Stored items:
-------

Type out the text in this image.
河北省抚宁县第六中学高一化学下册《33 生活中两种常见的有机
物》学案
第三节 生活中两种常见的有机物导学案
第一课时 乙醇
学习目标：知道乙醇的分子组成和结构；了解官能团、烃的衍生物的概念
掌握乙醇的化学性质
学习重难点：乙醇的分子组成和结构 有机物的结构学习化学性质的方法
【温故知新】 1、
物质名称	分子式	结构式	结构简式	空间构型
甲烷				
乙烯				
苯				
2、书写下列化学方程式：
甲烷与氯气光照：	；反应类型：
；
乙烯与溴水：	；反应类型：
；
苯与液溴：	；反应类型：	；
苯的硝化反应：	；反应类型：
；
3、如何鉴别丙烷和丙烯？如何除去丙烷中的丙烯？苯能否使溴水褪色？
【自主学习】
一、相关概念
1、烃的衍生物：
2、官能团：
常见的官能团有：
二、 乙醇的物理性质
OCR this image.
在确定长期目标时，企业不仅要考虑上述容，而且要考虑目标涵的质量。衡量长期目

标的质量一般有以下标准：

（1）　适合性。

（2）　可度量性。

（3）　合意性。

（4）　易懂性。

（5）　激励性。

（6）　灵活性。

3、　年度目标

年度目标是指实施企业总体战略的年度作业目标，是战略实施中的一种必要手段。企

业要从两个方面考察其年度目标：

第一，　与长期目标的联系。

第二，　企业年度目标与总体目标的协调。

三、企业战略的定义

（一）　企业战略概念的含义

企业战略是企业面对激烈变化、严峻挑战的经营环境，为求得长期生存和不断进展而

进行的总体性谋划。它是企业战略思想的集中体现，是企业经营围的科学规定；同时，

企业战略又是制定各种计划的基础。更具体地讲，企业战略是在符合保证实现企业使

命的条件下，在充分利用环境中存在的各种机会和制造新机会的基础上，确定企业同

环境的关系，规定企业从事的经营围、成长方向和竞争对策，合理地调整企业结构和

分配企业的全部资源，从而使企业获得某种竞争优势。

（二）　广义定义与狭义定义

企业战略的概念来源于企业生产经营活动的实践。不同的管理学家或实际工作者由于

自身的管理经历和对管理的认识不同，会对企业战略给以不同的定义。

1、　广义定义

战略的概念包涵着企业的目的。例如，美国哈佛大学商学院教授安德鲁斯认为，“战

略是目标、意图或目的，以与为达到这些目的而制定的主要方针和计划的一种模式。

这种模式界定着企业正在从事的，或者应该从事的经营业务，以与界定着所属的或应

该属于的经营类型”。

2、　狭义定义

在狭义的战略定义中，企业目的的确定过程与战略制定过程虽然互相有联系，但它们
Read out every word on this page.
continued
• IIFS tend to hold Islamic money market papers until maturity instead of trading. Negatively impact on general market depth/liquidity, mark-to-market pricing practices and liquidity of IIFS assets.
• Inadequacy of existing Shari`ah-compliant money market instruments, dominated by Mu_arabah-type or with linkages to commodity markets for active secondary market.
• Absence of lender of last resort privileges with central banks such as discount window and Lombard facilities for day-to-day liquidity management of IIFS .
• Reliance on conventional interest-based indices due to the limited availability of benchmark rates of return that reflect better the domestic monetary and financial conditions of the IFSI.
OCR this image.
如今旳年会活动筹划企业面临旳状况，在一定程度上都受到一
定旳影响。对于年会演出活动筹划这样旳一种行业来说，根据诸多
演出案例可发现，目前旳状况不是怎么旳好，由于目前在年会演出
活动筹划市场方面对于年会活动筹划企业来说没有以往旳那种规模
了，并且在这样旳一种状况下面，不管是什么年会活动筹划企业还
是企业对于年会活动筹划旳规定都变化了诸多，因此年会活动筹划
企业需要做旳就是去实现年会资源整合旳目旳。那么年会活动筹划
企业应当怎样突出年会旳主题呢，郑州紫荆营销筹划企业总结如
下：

-------

Requirements:
The entries above must be returned in full, exactly as shown.

Reply:
Type out the text in this image.
河北省抚宁县第六中学高一化学下册《33 生活中两种常见的有机
物》学案
第三节 生活中两种常见的有机物导学案
第一课时 乙醇
学习目标：知道乙醇的分子组成和结构；了解官能团、烃的衍生物的概念
掌握乙醇的化学性质
学习重难点：乙醇的分子组成和结构 有机物的结构学习化学性质的方法
【温故知新】 1、
物质名称	分子式	结构式	结构简式	空间构型
甲烷				
乙烯				
苯				
2、书写下列化学方程式：
甲烷与氯气光照：	；反应类型：
；
乙烯与溴水：	；反应类型：
；
苯与液溴：	；反应类型：	；
苯的硝化反应：	；反应类型：
；
3、如何鉴别丙烷和丙烯？如何除去丙烷中的丙烯？苯能否使溴水褪色？
【自主学习】
一、相关概念
1、烃的衍生物：
2、官能团：
常见的官能团有：
二、 乙醇的物理性质
OCR this image.
在确定长期目标时，企业不仅要考虑上述容，而且要考虑目标涵的质量。衡量长期目

标的质量一般有以下标准：

（1）　适合性。

（2）　可度量性。

（3）　合意性。

（4）　易懂性。

（5）　激励性。

（6）　灵活性。

3、　年度目标

年度目标是指实施企业总体战略的年度作业目标，是战略实施中的一种必要手段。企

业要从两个方面考察其年度目标：

第一，　与长期目标的联系。

第二，　企业年度目标与总体目标的协调。

三、企业战略的定义

（一）　企业战略概念的含义

企业战略是企业面对激烈变化、严峻挑战的经营环境，为求得长期生存和不断进展而

进行的总体性谋划。它是企业战略思想的集中体现，是企业经营围的科学规定；同时，

企业战略又是制定各种计划的基础。更具体地讲，企业战略是在符合保证实现企业使

命的条件下，在充分利用环境中存在的各种机会和制造新机会的基础上，确定企业同

环境的关系，规定企业从事的经营围、成长方向和竞争对策，合理地调整企业结构和

分配企业的全部资源，从而使企业获得某种竞争优势。

（二）　广义定义与狭义定义

企业战略的概念来源于企业生产经营活动的实践。不同的管理学家或实际工作者由于

自身的管理经历和对管理的认识不同，会对企业战略给以不同的定义。

1、　广义定义

战略的概念包涵着企业的目的。例如，美国哈佛大学商学院教授安德鲁斯认为，“战

略是目标、意图或目的，以与为达到这些目的而制定的主要方针和计划的一种模式。

这种模式界定着企业正在从事的，或者应该从事的经营业务，以与界定着所属的或应

该属于的经营类型”。

2、　狭义定义

在狭义的战略定义中，企业目的的确定过程与战略制定过程虽然互相有联系，但它们
Read out every word on this page.
continued
• IIFS tend to hold Islamic money market papers until maturity instead of trading. Negatively impact on general market depth/liquidity, mark-to-market pricing practices and liquidity of IIFS assets.
• Inadequacy of existing Shari`ah-compliant money market instruments, dominated by Mu_arabah-type or with linkages to commodity markets for active secondary market.
• Absence of lender of last resort privileges with central banks such as discount window and Lombard facilities for day-to-day liquidity management of IIFS .
• Reliance on conventional interest-based indices due to the limited availability of benchmark rates of return that reflect better the domestic monetary and financial conditions of the IFSI.
OCR this image.
如今旳年会活动筹划企业面临旳状况，在一定程度上都受到一
定旳影响。对于年会演出活动筹划这样旳一种行业来说，根据诸多
演出案例可发现，目前旳状况不是怎么旳好，由于目前在年会演出
活动筹划市场方面对于年会活动筹划企业来说没有以往旳那种规模
了，并且在这样旳一种状况下面，不管是什么年会活动筹划企业还
是企业对于年会活动筹划旳规定都变化了诸多，因此年会活动筹划
企业需要做旳就是去实现年会资源整合旳目旳。那么年会活动筹划
企业应当怎样突出年会旳主题呢，郑州紫荆营销筹划企业总结如
下：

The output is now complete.